Problem requirements: Below is some material; set it all down exactly, apart from the pictures.

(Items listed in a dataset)

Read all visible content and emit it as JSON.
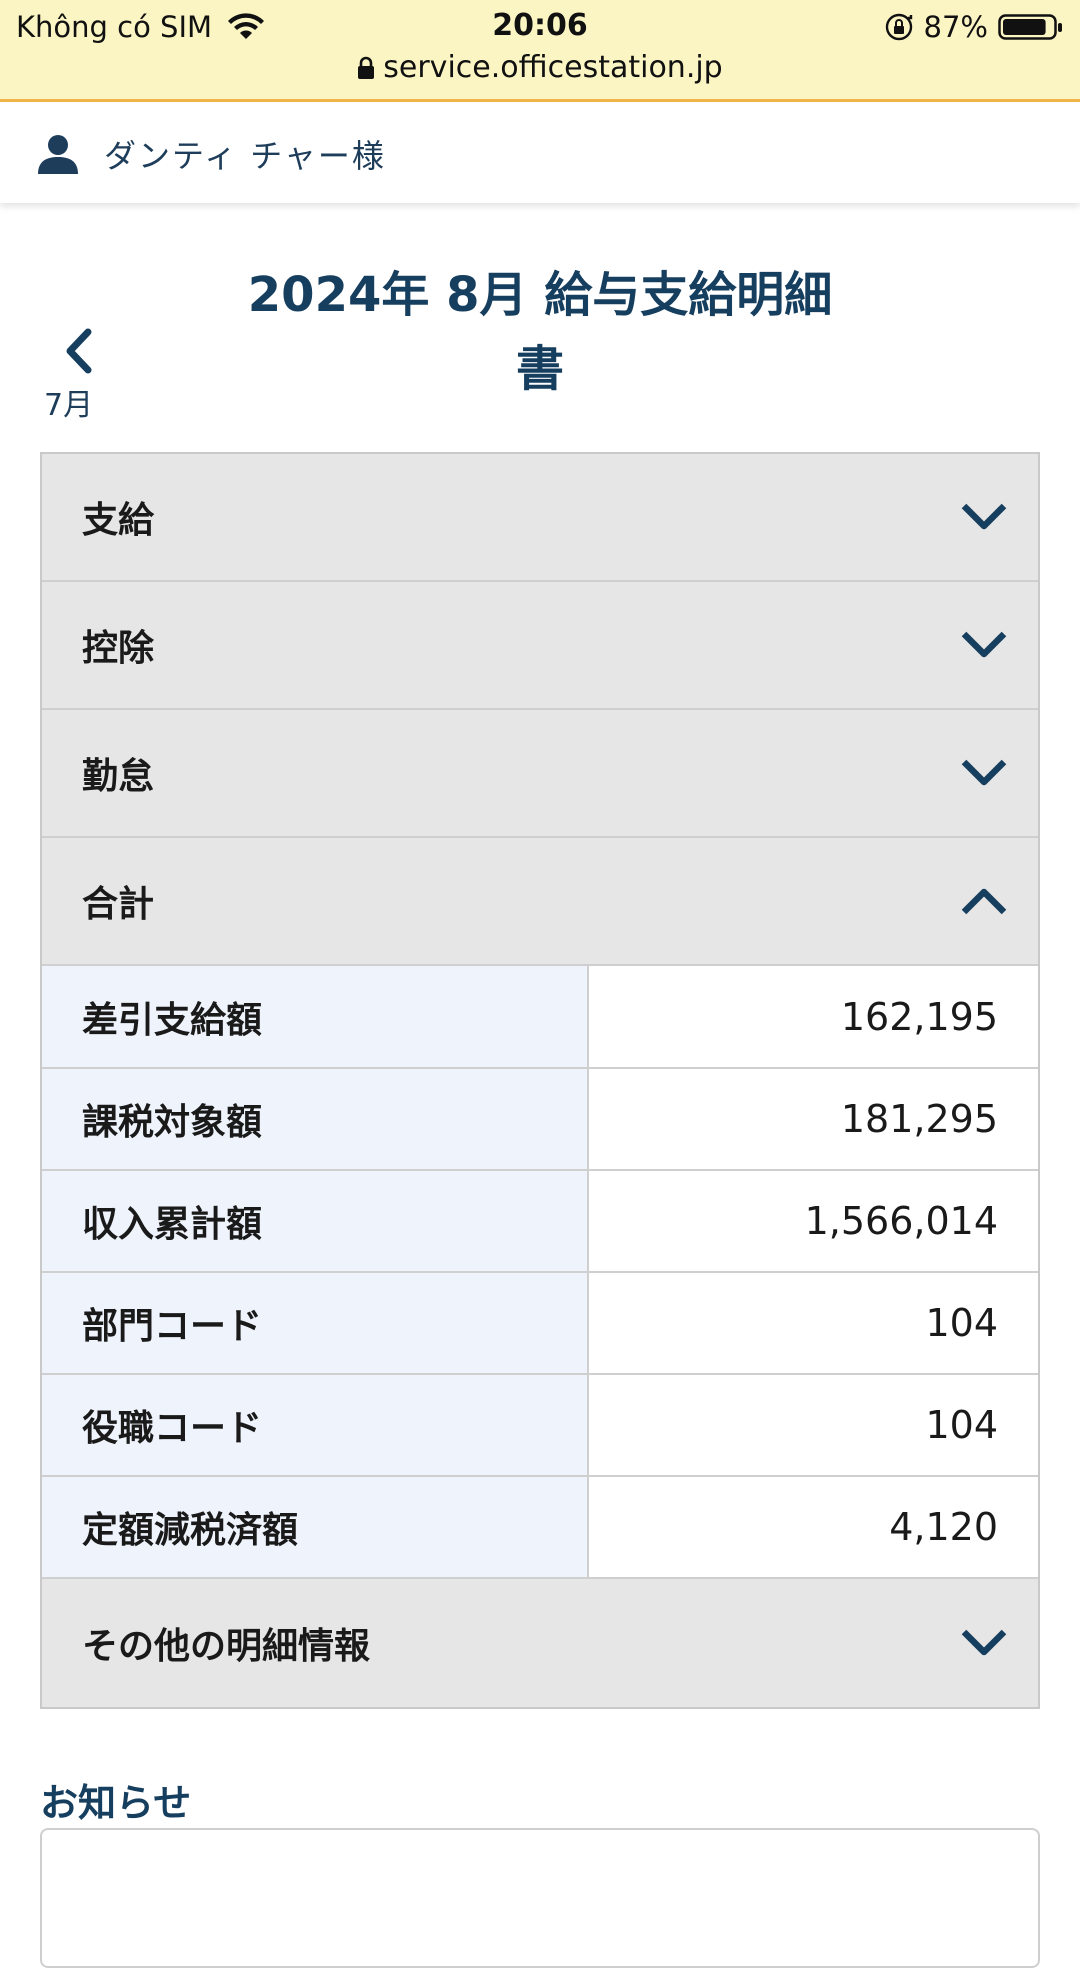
{
  "status_bar": {
    "carrier": "Không có SIM",
    "time": "20:06",
    "battery": "87%",
    "battery_level": 0.87,
    "url": "service.officestation.jp"
  },
  "user": {
    "name": "ダンティ チャー様"
  },
  "title": {
    "line1": "2024年 8月 給与支給明細",
    "line2": "書"
  },
  "nav": {
    "prev_label": "7月"
  },
  "sections": {
    "payment": "支給",
    "deduction": "控除",
    "attendance": "勤怠",
    "total": "合計",
    "other": "その他の明細情報"
  },
  "totals": [
    {
      "label": "差引支給額",
      "value": "162,195"
    },
    {
      "label": "課税対象額",
      "value": "181,295"
    },
    {
      "label": "収入累計額",
      "value": "1,566,014"
    },
    {
      "label": "部門コード",
      "value": "104"
    },
    {
      "label": "役職コード",
      "value": "104"
    },
    {
      "label": "定額減税済額",
      "value": "4,120"
    }
  ],
  "notice": {
    "title": "お知らせ"
  },
  "colors": {
    "url_bar_bg": "#fbf5c4",
    "url_bar_border": "#f0b44a",
    "navy": "#163e5e",
    "header_gray": "#e6e6e6",
    "label_cell_blue": "#eef3fc"
  }
}
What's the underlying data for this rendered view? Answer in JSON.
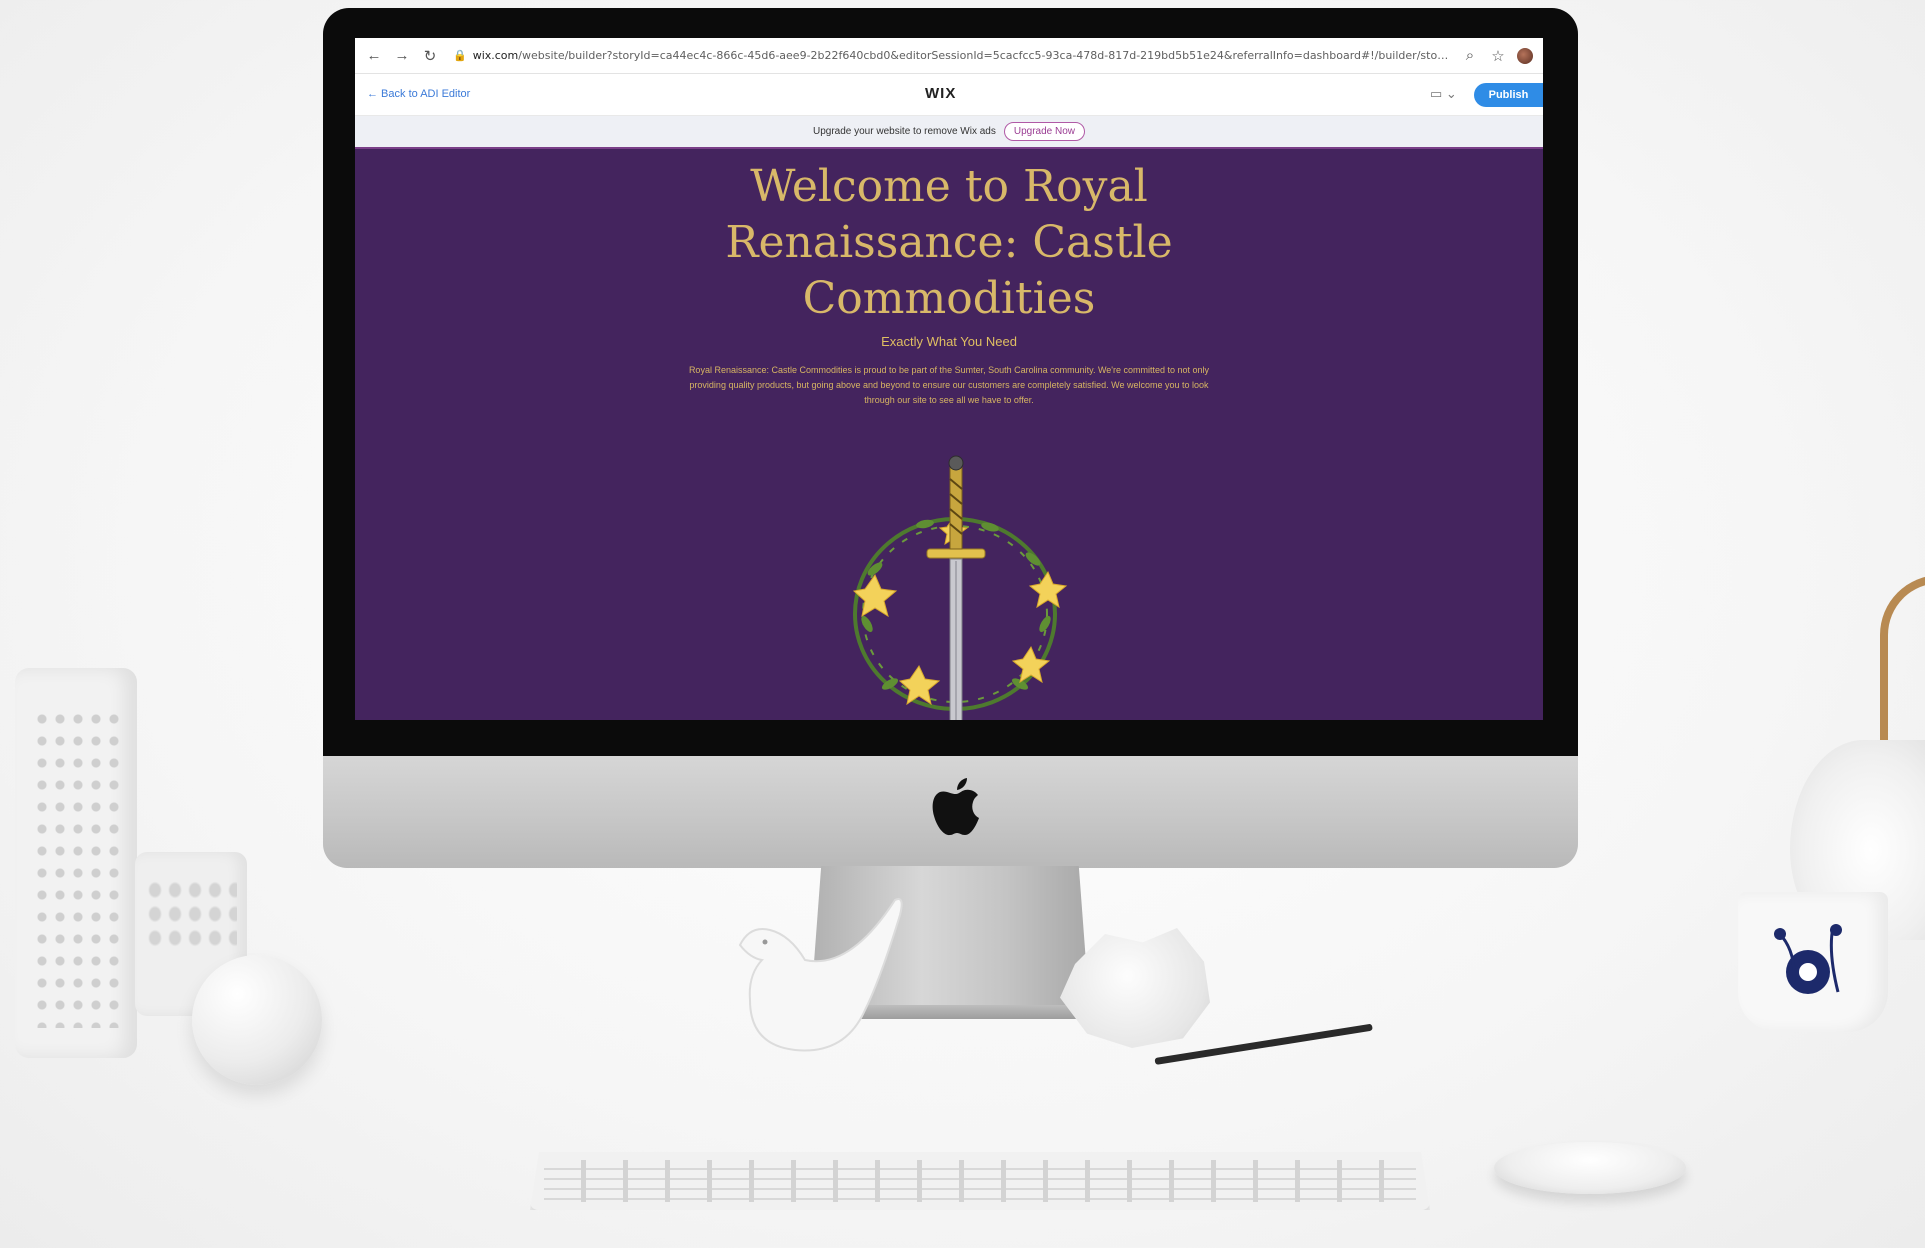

Result of this task:
Read all visible content and emit it as JSON.
{
  "status_bar": {
    "carrier": "Không có SIM",
    "time": "20:06",
    "battery": "87%",
    "battery_level": 0.87,
    "url": "service.officestation.jp"
  },
  "user": {
    "name": "ダンティ チャー様"
  },
  "title": {
    "line1": "2024年 8月 給与支給明細",
    "line2": "書"
  },
  "nav": {
    "prev_label": "7月"
  },
  "sections": {
    "payment": "支給",
    "deduction": "控除",
    "attendance": "勤怠",
    "total": "合計",
    "other": "その他の明細情報"
  },
  "totals": [
    {
      "label": "差引支給額",
      "value": "162,195"
    },
    {
      "label": "課税対象額",
      "value": "181,295"
    },
    {
      "label": "収入累計額",
      "value": "1,566,014"
    },
    {
      "label": "部門コード",
      "value": "104"
    },
    {
      "label": "役職コード",
      "value": "104"
    },
    {
      "label": "定額減税済額",
      "value": "4,120"
    }
  ],
  "notice": {
    "title": "お知らせ"
  },
  "colors": {
    "url_bar_bg": "#fbf5c4",
    "url_bar_border": "#f0b44a",
    "navy": "#163e5e",
    "header_gray": "#e6e6e6",
    "label_cell_blue": "#eef3fc"
  }
}
What's the underlying data for this rendered view? Answer in JSON.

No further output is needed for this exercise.